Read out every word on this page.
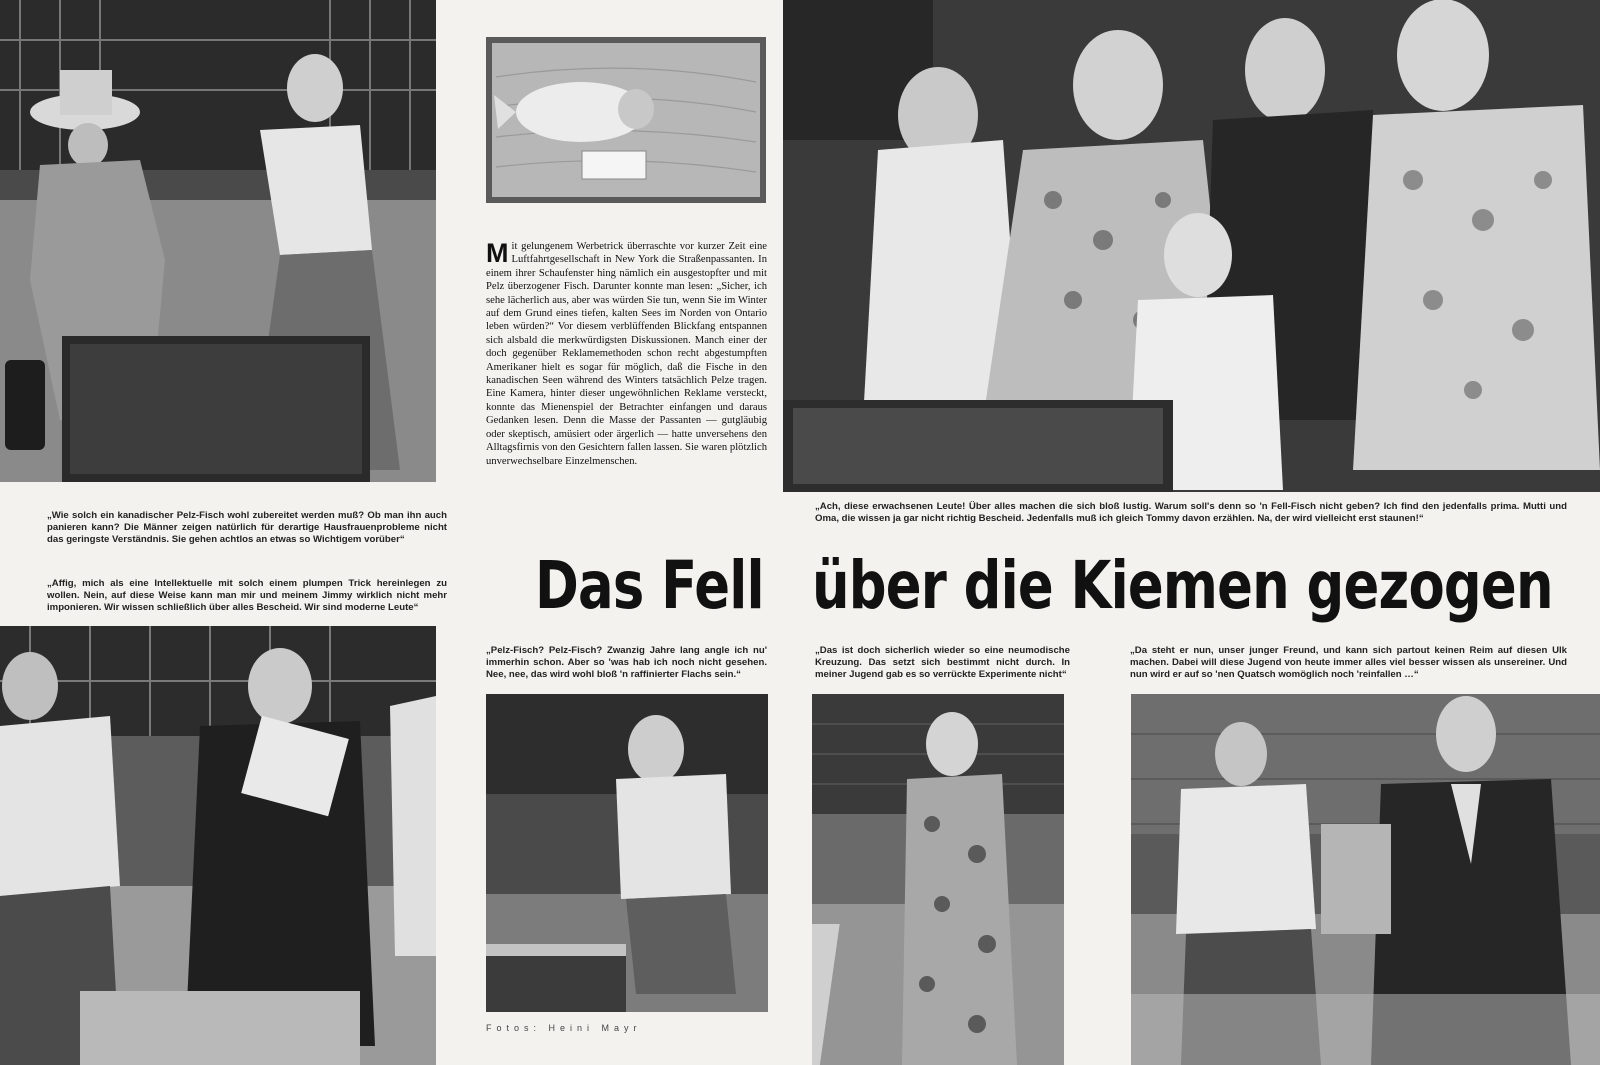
Mit gelungenem Werbetrick überraschte vor kurzer Zeit eine Luftfahrtgesellschaft in New York die Straßenpassanten. In einem ihrer Schaufenster hing nämlich ein ausgestopfter und mit Pelz überzogener Fisch. Darunter konnte man lesen: „Sicher, ich sehe lächerlich aus, aber was würden Sie tun, wenn Sie im Winter auf dem Grund eines tiefen, kalten Sees im Norden von Ontario leben würden?“ Vor diesem verblüffenden Blickfang entspannen sich alsbald die merkwürdigsten Diskussionen. Manch einer der doch gegenüber Reklamemethoden schon recht abgestumpften Amerikaner hielt es sogar für möglich, daß die Fische in den kanadischen Seen während des Winters tatsächlich Pelze tragen. Eine Kamera, hinter dieser ungewöhnlichen Reklame versteckt, konnte das Mienenspiel der Betrachter einfangen und daraus Gedanken lesen. Denn die Masse der Passanten — gutgläubig oder skeptisch, amüsiert oder ärgerlich — hatte unversehens den Alltagsfirnis von den Gesichtern fallen lassen. Sie waren plötzlich unverwechselbare Einzelmenschen.
„Wie solch ein kanadischer Pelz-Fisch wohl zubereitet werden muß? Ob man ihn auch panieren kann? Die Männer zeigen natürlich für derartige Hausfrauenprobleme nicht das geringste Verständnis. Sie gehen achtlos an etwas so Wichtigem vorüber“
„Affig, mich als eine Intellektuelle mit solch einem plumpen Trick hereinlegen zu wollen. Nein, auf diese Weise kann man mir und meinem Jimmy wirklich nicht mehr imponieren. Wir wissen schließlich über alles Bescheid. Wir sind moderne Leute“
„Ach, diese erwachsenen Leute! Über alles machen die sich bloß lustig. Warum soll's denn so 'n Fell-Fisch nicht geben? Ich find den jedenfalls prima. Mutti und Oma, die wissen ja gar nicht richtig Bescheid. Jedenfalls muß ich gleich Tommy davon erzählen. Na, der wird vielleicht erst staunen!“
Das Fell über die Kiemen gezogen
„Pelz-Fisch? Pelz-Fisch? Zwanzig Jahre lang angle ich nu' immerhin schon. Aber so 'was hab ich noch nicht gesehen. Nee, nee, das wird wohl bloß 'n raffinierter Flachs sein.“
„Das ist doch sicherlich wieder so eine neumodische Kreuzung. Das setzt sich bestimmt nicht durch. In meiner Jugend gab es so verrückte Experimente nicht“
„Da steht er nun, unser junger Freund, und kann sich partout keinen Reim auf diesen Ulk machen. Dabei will diese Jugend von heute immer alles viel besser wissen als unsereiner. Und nun wird er auf so 'nen Quatsch womöglich noch 'reinfallen …“
Fotos: Heini Mayr
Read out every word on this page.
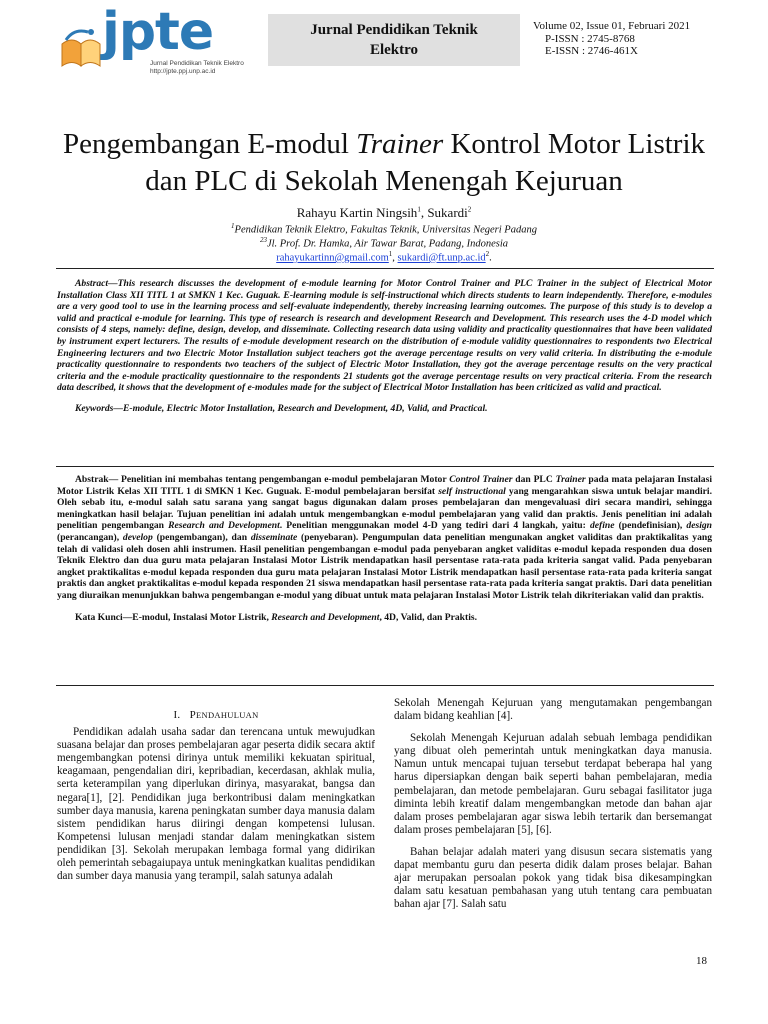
jpte
Jurnal Pendidikan Teknik Elektro
http://jpte.ppj.unp.ac.id
Jurnal Pendidikan Teknik
Elektro
Volume 02, Issue 01, Februari 2021
P-ISSN : 2745-8768
E-ISSN : 2746-461X
Pengembangan E-modul Trainer Kontrol Motor Listrik dan PLC di Sekolah Menengah Kejuruan
Rahayu Kartin Ningsih$^1$, Sukardi$^2$
$^1$Pendidikan Teknik Elektro, Fakultas Teknik, Universitas Negeri Padang
$^{23}$Jl. Prof. Dr. Hamka, Air Tawar Barat, Padang, Indonesia
rahayukartinn@gmail.com$^1$, $sukardi@ft.unp.ac.id^2$.

Abstract—This research discusses the development of e-module learning for Motor Control Trainer and PLC Trainer in the subject of Electrical Motor Installation Class XII TITL 1 at SMKN 1 Kec. Guguak. E-learning module is self-instructional which directs students to learn independently. Therefore, e-modules are a very good tool to use in the learning process and self-evaluate independently, thereby increasing learning outcomes. The purpose of this study is to develop a valid and practical e-module for learning. This type of research is research and development Research and Development. This research uses the 4-D model which consists of 4 steps, namely: define, design, develop, and disseminate. Collecting research data using validity and practicality questionnaires that have been validated by instrument expert lecturers. The results of e-module development research on the distribution of e-module validity questionnaires to respondents two Electrical Engineering lecturers and two Electric Motor Installation subject teachers got the average percentage results on very valid criteria. In distributing the e-module practicality questionnaire to respondents two teachers of the subject of Electric Motor Installation, they got the average percentage results on the very practical criteria and the e-module practicality questionnaire to the respondents 21 students got the average percentage results on very practical criteria. From the research data described, it shows that the development of e-modules made for the subject of Electrical Motor Installation has been criticized as valid and practical.

Keywords—E-module, Electric Motor Installation, Research and Development, 4D, Valid, and Practical.

Abstrak— Penelitian ini membahas tentang pengembangan e-modul pembelajaran Motor Control Trainer dan PLC Trainer pada mata pelajaran Instalasi Motor Listrik Kelas XII TITL 1 di SMKN 1 Kec. Guguak. E-modul pembelajaran bersifat self instructional yang mengarahkan siswa untuk belajar mandiri. Oleh sebab itu, e-modul salah satu sarana yang sangat bagus digunakan dalam proses pembelajaran dan mengevaluasi diri secara mandiri, sehingga meningkatkan hasil belajar. Tujuan penelitian ini adalah untuk mengembangkan e-modul pembelajaran yang valid dan praktis. Jenis penelitian ini adalah penelitian pengembangan Research and Development. Penelitian menggunakan model 4-D yang tediri dari 4 langkah, yaitu: define (pendefinisian), design (perancangan), develop (pengembangan), dan disseminate (penyebaran). Pengumpulan data penelitian mengunakan angket validitas dan praktikalitas yang telah di validasi oleh dosen ahli instrumen. Hasil penelitian pengembangan e-modul pada penyebaran angket validitas e-modul kepada responden dua dosen Teknik Elektro dan dua guru mata pelajaran Instalasi Motor Listrik mendapatkan hasil persentase rata-rata pada kriteria sangat valid. Pada penyebaran angket praktikalitas e-modul kepada responden dua guru mata pelajaran Instalasi Motor Listrik mendapatkan hasil persentase rata-rata pada kriteria sangat praktis dan angket praktikalitas e-modul kepada responden 21 siswa mendapatkan hasil persentase rata-rata pada kriteria sangat praktis. Dari data penelitian yang diuraikan menunjukkan bahwa pengembangan e-modul yang dibuat untuk mata pelajaran Instalasi Motor Listrik telah dikriteriakan valid dan praktis.

Kata Kunci—E-modul, Instalasi Motor Listrik, Research and Development, 4D, Valid, dan Praktis.

I. PENDAHULUAN

Pendidikan adalah usaha sadar dan terencana untuk mewujudkan suasana belajar dan proses pembelajaran agar peserta didik secara aktif mengembangkan potensi dirinya untuk memiliki kekuatan spiritual, keagamaan, pengendalian diri, kepribadian, kecerdasan, akhlak mulia, serta keterampilan yang diperlukan dirinya, masyarakat, bangsa dan negara[1], [2]. Pendidikan juga berkontribusi dalam meningkatkan sumber daya manusia, karena peningkatan sumber daya manusia dalam sistem pendidikan harus diiringi dengan kompetensi lulusan. Kompetensi lulusan menjadi standar dalam meningkatkan sistem pendidikan [3]. Sekolah merupakan lembaga formal yang didirikan oleh pemerintah sebagaiupaya untuk meningkatkan kualitas pendidikan dan sumber daya manusia yang terampil, salah satunya adalah

Sekolah Menengah Kejuruan yang mengutamakan pengembangan dalam bidang keahlian [4].

Sekolah Menengah Kejuruan adalah sebuah lembaga pendidikan yang dibuat oleh pemerintah untuk meningkatkan daya manusia. Namun untuk mencapai tujuan tersebut terdapat beberapa hal yang harus dipersiapkan dengan baik seperti bahan pembelajaran, media pembelajaran, dan metode pembelajaran. Guru sebagai fasilitator juga diminta lebih kreatif dalam mengembangkan metode dan bahan ajar dalam proses pembelajaran agar siswa lebih tertarik dan bersemangat dalam proses pembelajaran [5], [6].

Bahan belajar adalah materi yang disusun secara sistematis yang dapat membantu guru dan peserta didik dalam proses belajar. Bahan ajar merupakan persoalan pokok yang tidak bisa dikesampingkan dalam satu kesatuan pembahasan yang utuh tentang cara pembuatan bahan ajar [7]. Salah satu

18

************

| WHAT TO WORK ON |
From the records above, work out how many lines contain the string "Fell". Give only the number.

| FULL SOLUTION |
2